• **Short problem**:
Below are records to transcribe exactly, without their pictures.

• **Input records**:
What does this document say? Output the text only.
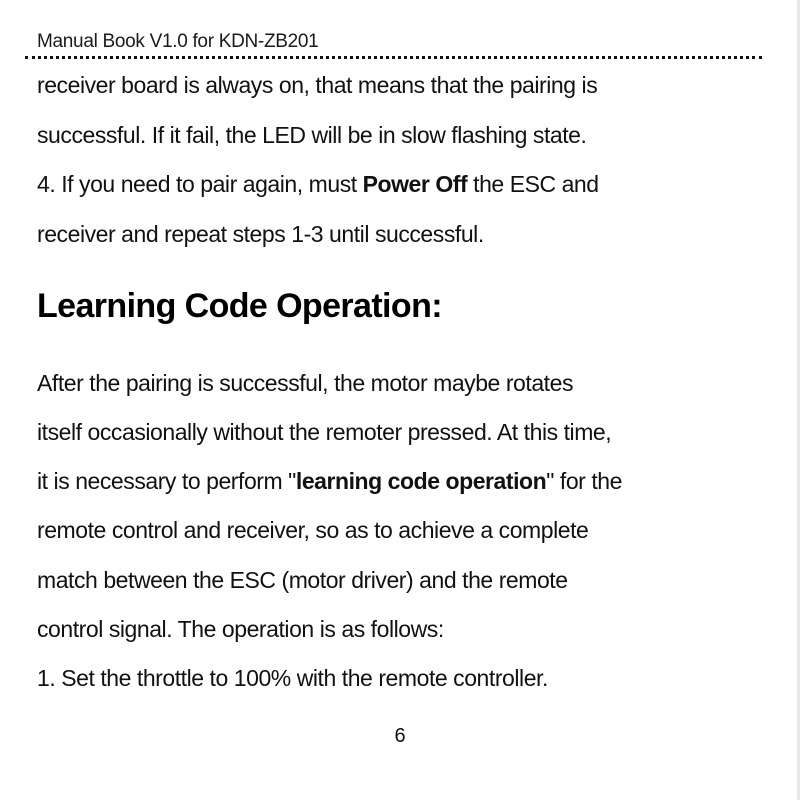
Manual Book V1.0 for KDN-ZB201
receiver board is always on, that means that the pairing is
successful. If it fail, the LED will be in slow flashing state.
4. If you need to pair again, must Power Off the ESC and
receiver and repeat steps 1-3 until successful.
Learning Code Operation:
After the pairing is successful, the motor maybe rotates
itself occasionally without the remoter pressed. At this time,
it is necessary to perform "learning code operation" for the
remote control and receiver, so as to achieve a complete
match between the ESC (motor driver) and the remote
control signal. The operation is as follows:
1. Set the throttle to 100% with the remote controller.
6
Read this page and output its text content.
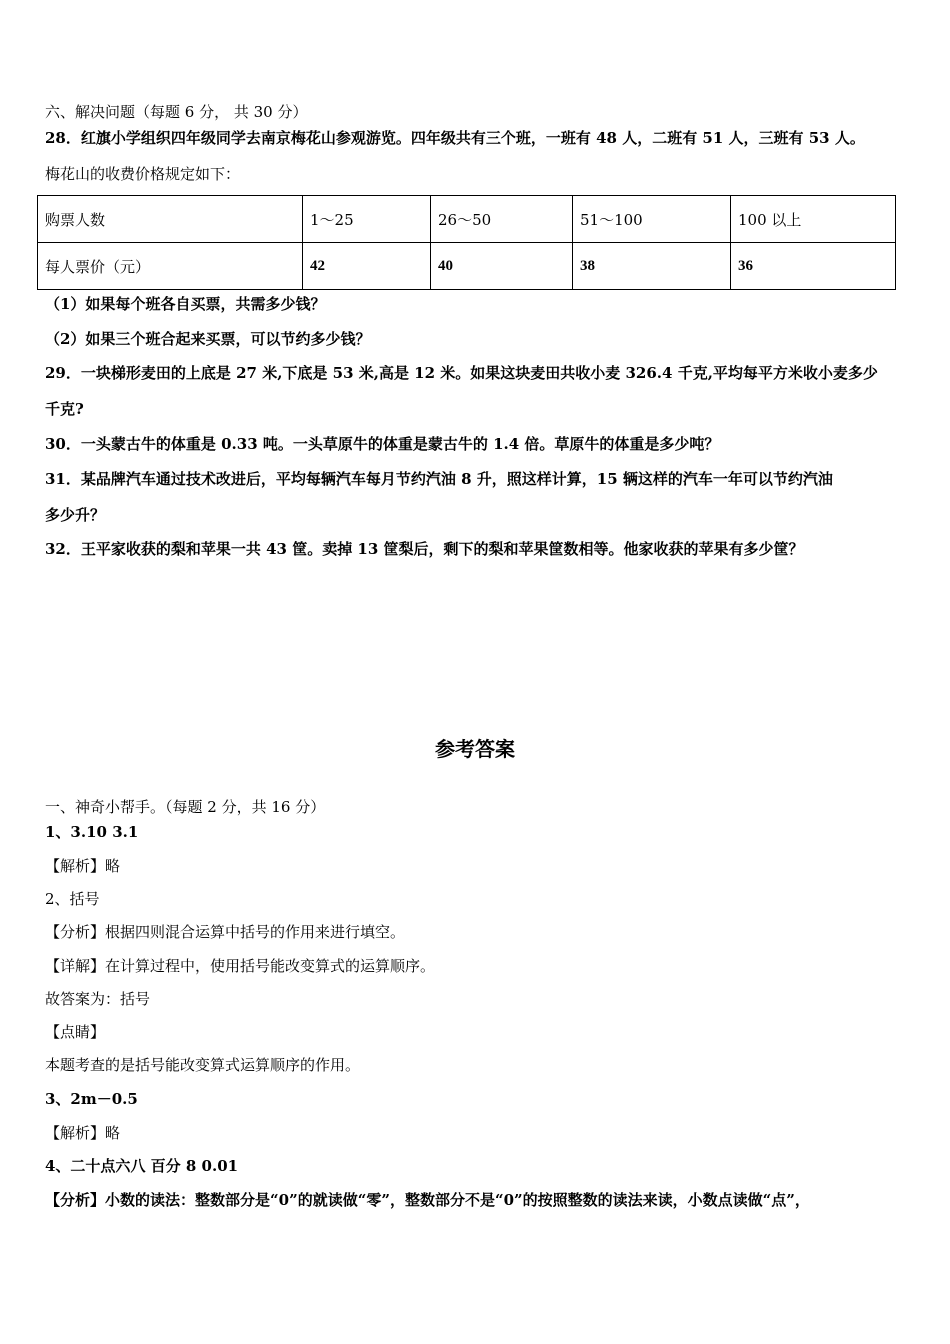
六、解决问题（每题 6 分， 共 30 分）
28．红旗小学组织四年级同学去南京梅花山参观游览。四年级共有三个班，一班有 48 人，二班有 51 人，三班有 53 人。
梅花山的收费价格规定如下：
购票人数	1～25	26～50	51～100	100 以上
每人票价（元）	42	40	38	36
（1）如果每个班各自买票，共需多少钱？
（2）如果三个班合起来买票，可以节约多少钱？
29．一块梯形麦田的上底是 27 米,下底是 53 米,高是 12 米。如果这块麦田共收小麦 326.4 千克,平均每平方米收小麦多少
千克?
30．一头蒙古牛的体重是 0.33 吨。一头草原牛的体重是蒙古牛的 1.4 倍。草原牛的体重是多少吨？
31．某品牌汽车通过技术改进后，平均每辆汽车每月节约汽油 8 升，照这样计算，15 辆这样的汽车一年可以节约汽油
多少升？
32．王平家收获的梨和苹果一共 43 筐。卖掉 13 筐梨后，剩下的梨和苹果筐数相等。他家收获的苹果有多少筐？
参考答案
一、神奇小帮手。（每题 2 分，共 16 分）
1、3.10 3.1
【解析】略
2、括号
【分析】根据四则混合运算中括号的作用来进行填空。
【详解】在计算过程中，使用括号能改变算式的运算顺序。
故答案为：括号
【点睛】
本题考查的是括号能改变算式运算顺序的作用。
3、2m－0.5
【解析】略
4、二十点六八 百分 8 0.01
【分析】小数的读法：整数部分是“0”的就读做“零”，整数部分不是“0”的按照整数的读法来读，小数点读做“点”，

• **Expected answer**:
What does this document say? Output the text only.
Manual Book V1.0 for KDN-ZB201
receiver board is always on, that means that the pairing is
successful. If it fail, the LED will be in slow flashing state.
4. If you need to pair again, must Power Off the ESC and
receiver and repeat steps 1-3 until successful.
Learning Code Operation:
After the pairing is successful, the motor maybe rotates
itself occasionally without the remoter pressed. At this time,
it is necessary to perform "learning code operation" for the
remote control and receiver, so as to achieve a complete
match between the ESC (motor driver) and the remote
control signal. The operation is as follows:
1. Set the throttle to 100% with the remote controller.
6
Read this page and output its text content.
六、解决问题（每题 6 分， 共 30 分）
28．红旗小学组织四年级同学去南京梅花山参观游览。四年级共有三个班，一班有 48 人，二班有 51 人，三班有 53 人。
梅花山的收费价格规定如下：
购票人数	1～25	26～50	51～100	100 以上
每人票价（元）	42	40	38	36
（1）如果每个班各自买票，共需多少钱？
（2）如果三个班合起来买票，可以节约多少钱？
29．一块梯形麦田的上底是 27 米,下底是 53 米,高是 12 米。如果这块麦田共收小麦 326.4 千克,平均每平方米收小麦多少
千克?
30．一头蒙古牛的体重是 0.33 吨。一头草原牛的体重是蒙古牛的 1.4 倍。草原牛的体重是多少吨？
31．某品牌汽车通过技术改进后，平均每辆汽车每月节约汽油 8 升，照这样计算，15 辆这样的汽车一年可以节约汽油
多少升？
32．王平家收获的梨和苹果一共 43 筐。卖掉 13 筐梨后，剩下的梨和苹果筐数相等。他家收获的苹果有多少筐？
参考答案
一、神奇小帮手。（每题 2 分，共 16 分）
1、3.10 3.1
【解析】略
2、括号
【分析】根据四则混合运算中括号的作用来进行填空。
【详解】在计算过程中，使用括号能改变算式的运算顺序。
故答案为：括号
【点睛】
本题考查的是括号能改变算式运算顺序的作用。
3、2m－0.5
【解析】略
4、二十点六八 百分 8 0.01
【分析】小数的读法：整数部分是“0”的就读做“零”，整数部分不是“0”的按照整数的读法来读，小数点读做“点”，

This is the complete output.